▶ **CHALLENGE**
List every line in this data where the string "FFFFFF" occurs.

(Raw records)
====================

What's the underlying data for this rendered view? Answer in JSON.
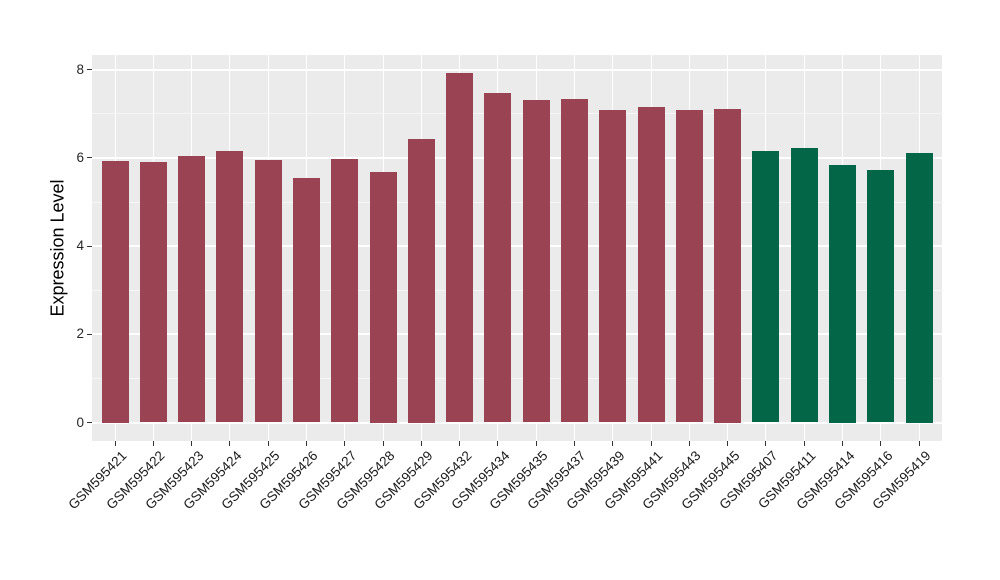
{
  "chart_data": {
    "type": "bar",
    "title": "",
    "xlabel": "",
    "ylabel": "Expression Level",
    "ylim": [
      0,
      8.4
    ],
    "yticks": [
      0,
      2,
      4,
      6,
      8
    ],
    "yticks_minor": [
      1,
      3,
      5,
      7
    ],
    "grid": "on",
    "legend": "none",
    "categories": [
      "GSM595421",
      "GSM595422",
      "GSM595423",
      "GSM595424",
      "GSM595425",
      "GSM595426",
      "GSM595427",
      "GSM595428",
      "GSM595429",
      "GSM595432",
      "GSM595434",
      "GSM595435",
      "GSM595437",
      "GSM595439",
      "GSM595441",
      "GSM595443",
      "GSM595445",
      "GSM595407",
      "GSM595411",
      "GSM595414",
      "GSM595416",
      "GSM595419"
    ],
    "values": [
      5.94,
      5.9,
      6.04,
      6.16,
      5.95,
      5.55,
      5.98,
      5.68,
      6.44,
      7.92,
      7.47,
      7.32,
      7.34,
      7.09,
      7.15,
      7.08,
      7.12,
      6.16,
      6.23,
      5.85,
      5.72,
      6.11
    ],
    "bar_groups": [
      "A",
      "A",
      "A",
      "A",
      "A",
      "A",
      "A",
      "A",
      "A",
      "A",
      "A",
      "A",
      "A",
      "A",
      "A",
      "A",
      "A",
      "B",
      "B",
      "B",
      "B",
      "B"
    ],
    "group_colors": {
      "A": "#9A4352",
      "B": "#026647"
    }
  },
  "style": {
    "panel_background": "#EBEBEB",
    "figure_background": "#FFFFFF",
    "grid_major_color": "#FFFFFF",
    "grid_minor_color": "rgba(255,255,255,0.55)",
    "tick_color": "#333333",
    "axis_text_color": "#262626",
    "axis_title_color": "#000000"
  }
}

====================

▶ **EXPECTED ANSWER**
    "figure_background": "#FFFFFF",
    "grid_major_color": "#FFFFFF",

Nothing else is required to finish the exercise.